_DATA RECORDS_
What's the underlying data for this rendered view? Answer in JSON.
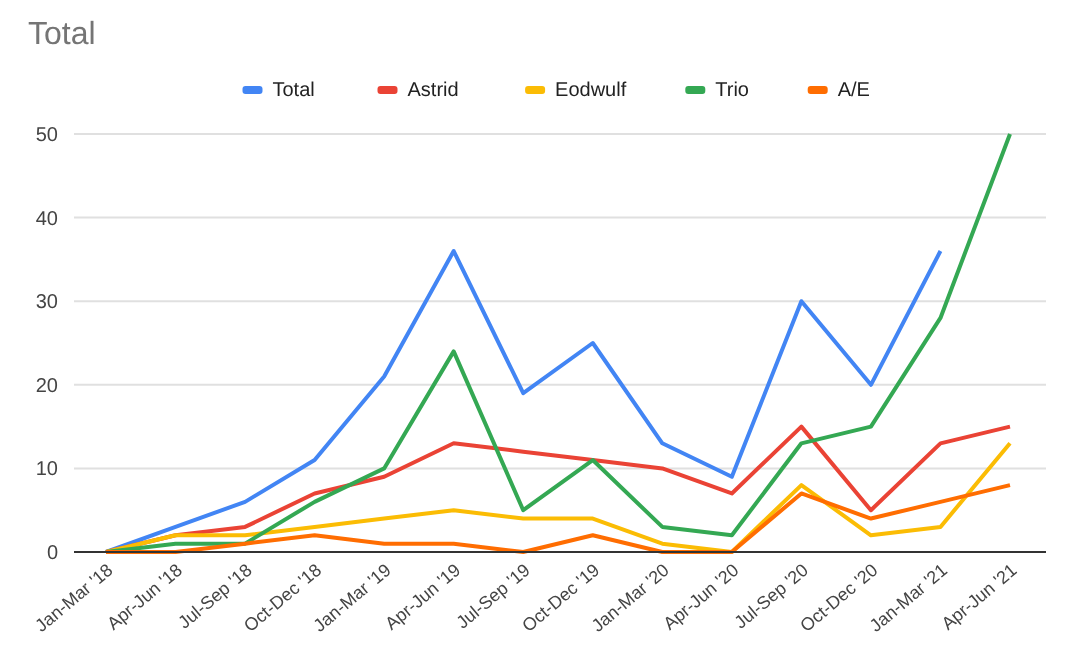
{
  "chart_data": {
    "type": "line",
    "title": "Total",
    "categories": [
      "Jan-Mar '18",
      "Apr-Jun '18",
      "Jul-Sep '18",
      "Oct-Dec '18",
      "Jan-Mar '19",
      "Apr-Jun '19",
      "Jul-Sep '19",
      "Oct-Dec '19",
      "Jan-Mar '20",
      "Apr-Jun '20",
      "Jul-Sep '20",
      "Oct-Dec '20",
      "Jan-Mar '21",
      "Apr-Jun '21"
    ],
    "series": [
      {
        "name": "Total",
        "color": "#4285f4",
        "values": [
          0,
          3,
          6,
          11,
          21,
          36,
          19,
          25,
          13,
          9,
          30,
          20,
          36,
          null
        ]
      },
      {
        "name": "Astrid",
        "color": "#ea4335",
        "values": [
          0,
          2,
          3,
          7,
          9,
          13,
          12,
          11,
          10,
          7,
          15,
          5,
          13,
          15
        ]
      },
      {
        "name": "Eodwulf",
        "color": "#fbbc04",
        "values": [
          0,
          2,
          2,
          3,
          4,
          5,
          4,
          4,
          1,
          0,
          8,
          2,
          3,
          13
        ]
      },
      {
        "name": "Trio",
        "color": "#34a853",
        "values": [
          0,
          1,
          1,
          6,
          10,
          24,
          5,
          11,
          3,
          2,
          13,
          15,
          28,
          50
        ]
      },
      {
        "name": "A/E",
        "color": "#ff6d01",
        "values": [
          0,
          0,
          1,
          2,
          1,
          1,
          0,
          2,
          0,
          0,
          7,
          4,
          6,
          8
        ]
      }
    ],
    "ylim": [
      0,
      50
    ],
    "yticks": [
      0,
      10,
      20,
      30,
      40,
      50
    ],
    "grid": "y",
    "legend": "top",
    "marker": "none",
    "line_style": "solid"
  }
}
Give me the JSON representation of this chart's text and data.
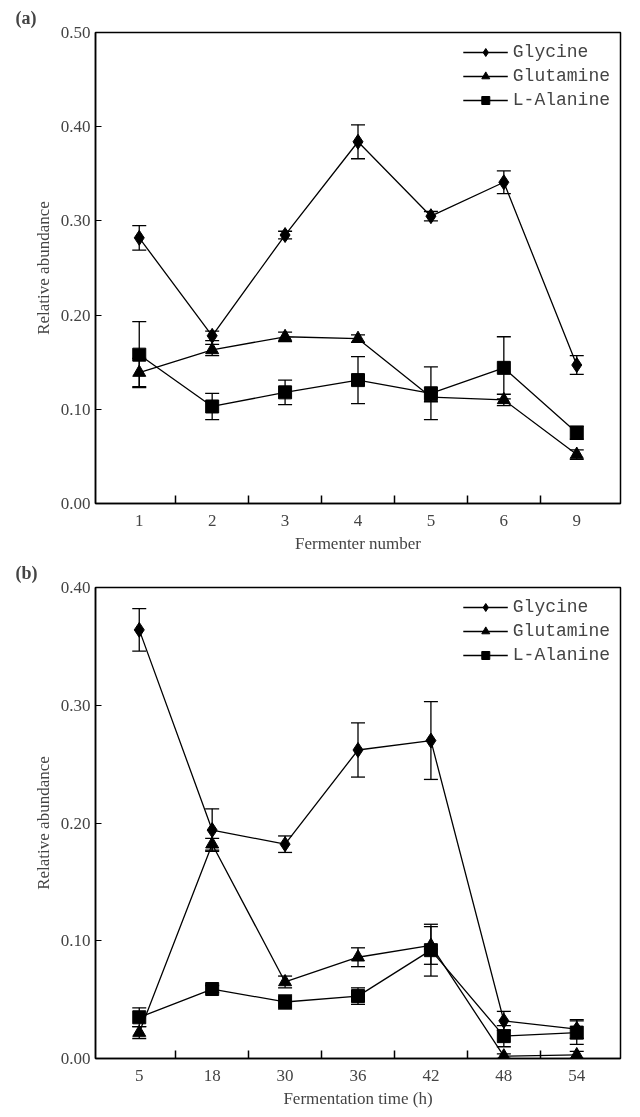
{
  "chart_data": [
    {
      "type": "line",
      "title": "(a)",
      "xlabel": "Fermenter number",
      "ylabel": "Relative abundance",
      "categories": [
        "1",
        "2",
        "3",
        "4",
        "5",
        "6",
        "9"
      ],
      "ylim": [
        0,
        0.5
      ],
      "yticks": [
        {
          "value": 0,
          "label": "0.00"
        },
        {
          "value": 0.1,
          "label": "0.10"
        },
        {
          "value": 0.2,
          "label": "0.20"
        },
        {
          "value": 0.3,
          "label": "0.30"
        },
        {
          "value": 0.4,
          "label": "0.40"
        },
        {
          "value": 0.5,
          "label": "0.50"
        }
      ],
      "grid": false,
      "legend": "top right",
      "line_style": "solid",
      "series": [
        {
          "name": "Glycine",
          "color": "#000000",
          "marker": "diamond",
          "values": [
            0.282,
            0.178,
            0.285,
            0.384,
            0.305,
            0.341,
            0.147
          ],
          "errors": [
            0.013,
            0.005,
            0.004,
            0.018,
            0.005,
            0.012,
            0.01
          ]
        },
        {
          "name": "Glutamine",
          "color": "#000000",
          "marker": "triangle",
          "values": [
            0.139,
            0.163,
            0.177,
            0.175,
            0.113,
            0.11,
            0.052
          ],
          "errors": [
            0.015,
            0.006,
            0.005,
            0.004,
            0.005,
            0.006,
            0.005
          ]
        },
        {
          "name": "L-Alanine",
          "color": "#000000",
          "marker": "square",
          "values": [
            0.158,
            0.103,
            0.118,
            0.131,
            0.117,
            0.144,
            0.075
          ],
          "errors": [
            0.035,
            0.014,
            0.013,
            0.025,
            0.028,
            0.033,
            0.007
          ]
        }
      ]
    },
    {
      "type": "line",
      "title": "(b)",
      "xlabel": "Fermentation time (h)",
      "ylabel": "Relative abundance",
      "categories": [
        "5",
        "18",
        "30",
        "36",
        "42",
        "48",
        "54"
      ],
      "ylim": [
        0,
        0.4
      ],
      "yticks": [
        {
          "value": 0,
          "label": "0.00"
        },
        {
          "value": 0.1,
          "label": "0.10"
        },
        {
          "value": 0.2,
          "label": "0.20"
        },
        {
          "value": 0.3,
          "label": "0.30"
        },
        {
          "value": 0.4,
          "label": "0.40"
        }
      ],
      "grid": false,
      "legend": "top right",
      "line_style": "solid",
      "series": [
        {
          "name": "Glycine",
          "color": "#000000",
          "marker": "diamond",
          "values": [
            0.364,
            0.194,
            0.182,
            0.262,
            0.27,
            0.032,
            0.025
          ],
          "errors": [
            0.018,
            0.018,
            0.007,
            0.023,
            0.033,
            0.008,
            0.008
          ]
        },
        {
          "name": "Glutamine",
          "color": "#000000",
          "marker": "triangle",
          "values": [
            0.022,
            0.182,
            0.065,
            0.086,
            0.096,
            0.002,
            0.003
          ],
          "errors": [
            0.005,
            0.005,
            0.005,
            0.008,
            0.016,
            0.002,
            0.003
          ]
        },
        {
          "name": "L-Alanine",
          "color": "#000000",
          "marker": "square",
          "values": [
            0.035,
            0.059,
            0.048,
            0.053,
            0.092,
            0.019,
            0.022
          ],
          "errors": [
            0.008,
            0.003,
            0.006,
            0.007,
            0.022,
            0.009,
            0.01
          ]
        }
      ]
    }
  ]
}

_THE TASK_
From the material above, copy everything exactly but the pictures.

_WORKED SOLUTION_
What's the underlying data for this rendered view? Answer in JSON.
{
  "chart_data": {
    "type": "line",
    "title": "Total",
    "categories": [
      "Jan-Mar '18",
      "Apr-Jun '18",
      "Jul-Sep '18",
      "Oct-Dec '18",
      "Jan-Mar '19",
      "Apr-Jun '19",
      "Jul-Sep '19",
      "Oct-Dec '19",
      "Jan-Mar '20",
      "Apr-Jun '20",
      "Jul-Sep '20",
      "Oct-Dec '20",
      "Jan-Mar '21",
      "Apr-Jun '21"
    ],
    "series": [
      {
        "name": "Total",
        "color": "#4285f4",
        "values": [
          0,
          3,
          6,
          11,
          21,
          36,
          19,
          25,
          13,
          9,
          30,
          20,
          36,
          null
        ]
      },
      {
        "name": "Astrid",
        "color": "#ea4335",
        "values": [
          0,
          2,
          3,
          7,
          9,
          13,
          12,
          11,
          10,
          7,
          15,
          5,
          13,
          15
        ]
      },
      {
        "name": "Eodwulf",
        "color": "#fbbc04",
        "values": [
          0,
          2,
          2,
          3,
          4,
          5,
          4,
          4,
          1,
          0,
          8,
          2,
          3,
          13
        ]
      },
      {
        "name": "Trio",
        "color": "#34a853",
        "values": [
          0,
          1,
          1,
          6,
          10,
          24,
          5,
          11,
          3,
          2,
          13,
          15,
          28,
          50
        ]
      },
      {
        "name": "A/E",
        "color": "#ff6d01",
        "values": [
          0,
          0,
          1,
          2,
          1,
          1,
          0,
          2,
          0,
          0,
          7,
          4,
          6,
          8
        ]
      }
    ],
    "ylim": [
      0,
      50
    ],
    "yticks": [
      0,
      10,
      20,
      30,
      40,
      50
    ],
    "grid": "y",
    "legend": "top",
    "marker": "none",
    "line_style": "solid"
  }
}
Give me the JSON representation of this chart's text and data.
{
  "chart_data": [
    {
      "type": "line",
      "title": "(a)",
      "xlabel": "Fermenter number",
      "ylabel": "Relative abundance",
      "categories": [
        "1",
        "2",
        "3",
        "4",
        "5",
        "6",
        "9"
      ],
      "ylim": [
        0,
        0.5
      ],
      "yticks": [
        {
          "value": 0,
          "label": "0.00"
        },
        {
          "value": 0.1,
          "label": "0.10"
        },
        {
          "value": 0.2,
          "label": "0.20"
        },
        {
          "value": 0.3,
          "label": "0.30"
        },
        {
          "value": 0.4,
          "label": "0.40"
        },
        {
          "value": 0.5,
          "label": "0.50"
        }
      ],
      "grid": false,
      "legend": "top right",
      "line_style": "solid",
      "series": [
        {
          "name": "Glycine",
          "color": "#000000",
          "marker": "diamond",
          "values": [
            0.282,
            0.178,
            0.285,
            0.384,
            0.305,
            0.341,
            0.147
          ],
          "errors": [
            0.013,
            0.005,
            0.004,
            0.018,
            0.005,
            0.012,
            0.01
          ]
        },
        {
          "name": "Glutamine",
          "color": "#000000",
          "marker": "triangle",
          "values": [
            0.139,
            0.163,
            0.177,
            0.175,
            0.113,
            0.11,
            0.052
          ],
          "errors": [
            0.015,
            0.006,
            0.005,
            0.004,
            0.005,
            0.006,
            0.005
          ]
        },
        {
          "name": "L-Alanine",
          "color": "#000000",
          "marker": "square",
          "values": [
            0.158,
            0.103,
            0.118,
            0.131,
            0.117,
            0.144,
            0.075
          ],
          "errors": [
            0.035,
            0.014,
            0.013,
            0.025,
            0.028,
            0.033,
            0.007
          ]
        }
      ]
    },
    {
      "type": "line",
      "title": "(b)",
      "xlabel": "Fermentation time (h)",
      "ylabel": "Relative abundance",
      "categories": [
        "5",
        "18",
        "30",
        "36",
        "42",
        "48",
        "54"
      ],
      "ylim": [
        0,
        0.4
      ],
      "yticks": [
        {
          "value": 0,
          "label": "0.00"
        },
        {
          "value": 0.1,
          "label": "0.10"
        },
        {
          "value": 0.2,
          "label": "0.20"
        },
        {
          "value": 0.3,
          "label": "0.30"
        },
        {
          "value": 0.4,
          "label": "0.40"
        }
      ],
      "grid": false,
      "legend": "top right",
      "line_style": "solid",
      "series": [
        {
          "name": "Glycine",
          "color": "#000000",
          "marker": "diamond",
          "values": [
            0.364,
            0.194,
            0.182,
            0.262,
            0.27,
            0.032,
            0.025
          ],
          "errors": [
            0.018,
            0.018,
            0.007,
            0.023,
            0.033,
            0.008,
            0.008
          ]
        },
        {
          "name": "Glutamine",
          "color": "#000000",
          "marker": "triangle",
          "values": [
            0.022,
            0.182,
            0.065,
            0.086,
            0.096,
            0.002,
            0.003
          ],
          "errors": [
            0.005,
            0.005,
            0.005,
            0.008,
            0.016,
            0.002,
            0.003
          ]
        },
        {
          "name": "L-Alanine",
          "color": "#000000",
          "marker": "square",
          "values": [
            0.035,
            0.059,
            0.048,
            0.053,
            0.092,
            0.019,
            0.022
          ],
          "errors": [
            0.008,
            0.003,
            0.006,
            0.007,
            0.022,
            0.009,
            0.01
          ]
        }
      ]
    }
  ]
}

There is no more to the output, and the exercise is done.